- **Working data**:
::::::

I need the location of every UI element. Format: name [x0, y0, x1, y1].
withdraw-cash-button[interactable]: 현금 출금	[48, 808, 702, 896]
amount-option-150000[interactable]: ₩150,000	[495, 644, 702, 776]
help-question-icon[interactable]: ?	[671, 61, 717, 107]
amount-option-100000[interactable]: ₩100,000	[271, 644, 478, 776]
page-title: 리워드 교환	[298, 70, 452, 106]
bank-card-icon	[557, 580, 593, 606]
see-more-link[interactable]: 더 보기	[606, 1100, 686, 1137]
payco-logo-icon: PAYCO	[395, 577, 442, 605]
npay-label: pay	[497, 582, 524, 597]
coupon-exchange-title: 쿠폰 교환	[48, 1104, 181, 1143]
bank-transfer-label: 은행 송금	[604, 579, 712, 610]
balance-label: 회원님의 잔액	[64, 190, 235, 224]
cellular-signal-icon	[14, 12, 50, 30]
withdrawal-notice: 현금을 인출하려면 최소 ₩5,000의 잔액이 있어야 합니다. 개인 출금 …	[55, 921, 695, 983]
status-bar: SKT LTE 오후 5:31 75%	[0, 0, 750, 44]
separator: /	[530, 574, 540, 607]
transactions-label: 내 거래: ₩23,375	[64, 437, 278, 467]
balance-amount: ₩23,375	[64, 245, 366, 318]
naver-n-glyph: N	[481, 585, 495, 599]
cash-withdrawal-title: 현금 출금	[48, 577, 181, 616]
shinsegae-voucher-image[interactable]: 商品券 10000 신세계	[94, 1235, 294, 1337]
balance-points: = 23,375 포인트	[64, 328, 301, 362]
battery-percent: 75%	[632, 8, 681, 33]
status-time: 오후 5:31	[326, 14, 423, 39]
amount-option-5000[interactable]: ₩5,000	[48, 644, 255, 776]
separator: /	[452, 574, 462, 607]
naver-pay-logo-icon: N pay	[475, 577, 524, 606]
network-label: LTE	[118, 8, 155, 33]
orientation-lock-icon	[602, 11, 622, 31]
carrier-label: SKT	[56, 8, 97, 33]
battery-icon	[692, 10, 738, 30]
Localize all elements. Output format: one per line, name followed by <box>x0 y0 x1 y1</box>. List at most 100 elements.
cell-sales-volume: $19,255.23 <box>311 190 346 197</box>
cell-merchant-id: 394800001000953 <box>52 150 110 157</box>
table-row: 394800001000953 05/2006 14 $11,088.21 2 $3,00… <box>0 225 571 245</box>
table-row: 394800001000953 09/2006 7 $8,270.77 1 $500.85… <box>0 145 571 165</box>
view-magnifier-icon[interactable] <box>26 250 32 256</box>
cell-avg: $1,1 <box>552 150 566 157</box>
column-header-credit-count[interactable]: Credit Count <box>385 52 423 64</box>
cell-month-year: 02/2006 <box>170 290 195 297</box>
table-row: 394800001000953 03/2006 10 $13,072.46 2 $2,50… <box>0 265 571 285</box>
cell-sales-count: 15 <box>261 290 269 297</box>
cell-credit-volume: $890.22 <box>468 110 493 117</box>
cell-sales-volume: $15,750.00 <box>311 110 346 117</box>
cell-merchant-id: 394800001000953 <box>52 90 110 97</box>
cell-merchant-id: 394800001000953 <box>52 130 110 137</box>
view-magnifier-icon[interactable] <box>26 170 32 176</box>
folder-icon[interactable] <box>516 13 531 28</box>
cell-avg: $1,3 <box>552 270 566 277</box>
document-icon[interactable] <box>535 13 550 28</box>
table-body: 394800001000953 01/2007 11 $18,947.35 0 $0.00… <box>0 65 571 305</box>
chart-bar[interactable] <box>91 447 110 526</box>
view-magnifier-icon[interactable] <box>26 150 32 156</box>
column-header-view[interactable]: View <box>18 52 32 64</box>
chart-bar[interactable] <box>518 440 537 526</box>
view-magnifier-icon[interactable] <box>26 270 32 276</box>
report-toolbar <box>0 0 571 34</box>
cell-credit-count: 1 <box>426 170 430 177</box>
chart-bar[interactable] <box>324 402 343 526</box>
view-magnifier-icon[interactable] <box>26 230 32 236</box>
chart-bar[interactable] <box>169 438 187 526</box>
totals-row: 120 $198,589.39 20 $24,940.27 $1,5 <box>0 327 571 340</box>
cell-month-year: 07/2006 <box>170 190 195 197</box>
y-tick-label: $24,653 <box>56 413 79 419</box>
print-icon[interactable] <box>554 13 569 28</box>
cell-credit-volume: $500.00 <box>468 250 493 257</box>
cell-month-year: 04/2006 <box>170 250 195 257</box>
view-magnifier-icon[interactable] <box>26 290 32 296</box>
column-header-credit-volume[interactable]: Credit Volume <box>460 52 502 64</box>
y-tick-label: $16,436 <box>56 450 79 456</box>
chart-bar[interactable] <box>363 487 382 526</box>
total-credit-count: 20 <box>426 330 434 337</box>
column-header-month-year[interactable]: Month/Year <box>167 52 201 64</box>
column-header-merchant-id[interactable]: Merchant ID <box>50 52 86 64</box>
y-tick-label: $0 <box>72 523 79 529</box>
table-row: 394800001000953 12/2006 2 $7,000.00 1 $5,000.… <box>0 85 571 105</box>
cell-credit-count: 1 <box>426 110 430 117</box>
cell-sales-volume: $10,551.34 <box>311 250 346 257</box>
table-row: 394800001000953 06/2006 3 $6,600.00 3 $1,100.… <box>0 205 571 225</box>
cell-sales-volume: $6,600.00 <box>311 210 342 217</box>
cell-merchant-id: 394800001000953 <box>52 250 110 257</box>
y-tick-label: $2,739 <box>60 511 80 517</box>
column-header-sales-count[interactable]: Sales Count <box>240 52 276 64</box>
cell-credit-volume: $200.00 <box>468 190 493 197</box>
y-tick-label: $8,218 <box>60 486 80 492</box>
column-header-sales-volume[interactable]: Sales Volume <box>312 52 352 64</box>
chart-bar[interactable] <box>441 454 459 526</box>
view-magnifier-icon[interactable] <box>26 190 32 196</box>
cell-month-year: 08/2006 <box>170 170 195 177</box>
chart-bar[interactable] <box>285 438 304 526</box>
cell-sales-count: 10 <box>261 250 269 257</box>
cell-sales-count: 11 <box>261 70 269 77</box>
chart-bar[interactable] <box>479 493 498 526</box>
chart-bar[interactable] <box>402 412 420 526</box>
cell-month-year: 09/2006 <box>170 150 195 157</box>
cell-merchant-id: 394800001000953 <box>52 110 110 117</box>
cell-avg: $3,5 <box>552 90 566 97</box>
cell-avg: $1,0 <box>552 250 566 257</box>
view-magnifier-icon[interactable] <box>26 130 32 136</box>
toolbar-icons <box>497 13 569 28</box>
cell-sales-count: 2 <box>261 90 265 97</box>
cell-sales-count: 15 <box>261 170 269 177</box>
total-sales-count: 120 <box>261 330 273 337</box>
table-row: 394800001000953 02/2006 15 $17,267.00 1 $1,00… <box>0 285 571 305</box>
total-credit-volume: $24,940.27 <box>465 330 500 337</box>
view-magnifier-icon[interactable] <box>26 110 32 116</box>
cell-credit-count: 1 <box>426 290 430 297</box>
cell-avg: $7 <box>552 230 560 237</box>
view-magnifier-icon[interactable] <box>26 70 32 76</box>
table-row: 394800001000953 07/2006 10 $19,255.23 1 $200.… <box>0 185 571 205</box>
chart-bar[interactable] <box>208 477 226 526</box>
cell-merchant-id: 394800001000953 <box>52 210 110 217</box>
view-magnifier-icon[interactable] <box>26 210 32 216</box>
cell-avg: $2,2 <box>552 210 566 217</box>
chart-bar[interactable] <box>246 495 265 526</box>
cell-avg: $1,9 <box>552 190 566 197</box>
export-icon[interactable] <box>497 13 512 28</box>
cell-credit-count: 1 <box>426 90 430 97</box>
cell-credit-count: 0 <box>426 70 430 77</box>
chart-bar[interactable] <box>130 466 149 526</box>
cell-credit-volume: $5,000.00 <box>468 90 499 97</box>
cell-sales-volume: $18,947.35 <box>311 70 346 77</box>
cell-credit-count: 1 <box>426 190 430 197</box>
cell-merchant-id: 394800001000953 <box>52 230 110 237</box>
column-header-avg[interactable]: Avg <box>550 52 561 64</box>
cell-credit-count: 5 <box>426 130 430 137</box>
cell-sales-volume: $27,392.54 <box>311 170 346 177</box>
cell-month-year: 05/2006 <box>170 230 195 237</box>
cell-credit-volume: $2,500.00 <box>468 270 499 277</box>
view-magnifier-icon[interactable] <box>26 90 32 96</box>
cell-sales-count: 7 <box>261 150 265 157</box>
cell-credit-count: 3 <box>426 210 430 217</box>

::::::

- **Stated goal**: Copy the lines word for word, starting with the first one and stopping after the line that contains "245, 366, 318]".

- **Answer to this exercise**:
I need the location of every UI element. Format: name [x0, y0, x1, y1].
withdraw-cash-button[interactable]: 현금 출금	[48, 808, 702, 896]
amount-option-150000[interactable]: ₩150,000	[495, 644, 702, 776]
help-question-icon[interactable]: ?	[671, 61, 717, 107]
amount-option-100000[interactable]: ₩100,000	[271, 644, 478, 776]
page-title: 리워드 교환	[298, 70, 452, 106]
bank-card-icon	[557, 580, 593, 606]
see-more-link[interactable]: 더 보기	[606, 1100, 686, 1137]
payco-logo-icon: PAYCO	[395, 577, 442, 605]
npay-label: pay	[497, 582, 524, 597]
coupon-exchange-title: 쿠폰 교환	[48, 1104, 181, 1143]
bank-transfer-label: 은행 송금	[604, 579, 712, 610]
balance-label: 회원님의 잔액	[64, 190, 235, 224]
cellular-signal-icon	[14, 12, 50, 30]
withdrawal-notice: 현금을 인출하려면 최소 ₩5,000의 잔액이 있어야 합니다. 개인 출금 …	[55, 921, 695, 983]
status-bar: SKT LTE 오후 5:31 75%	[0, 0, 750, 44]
separator: /	[530, 574, 540, 607]
transactions-label: 내 거래: ₩23,375	[64, 437, 278, 467]
balance-amount: ₩23,375	[64, 245, 366, 318]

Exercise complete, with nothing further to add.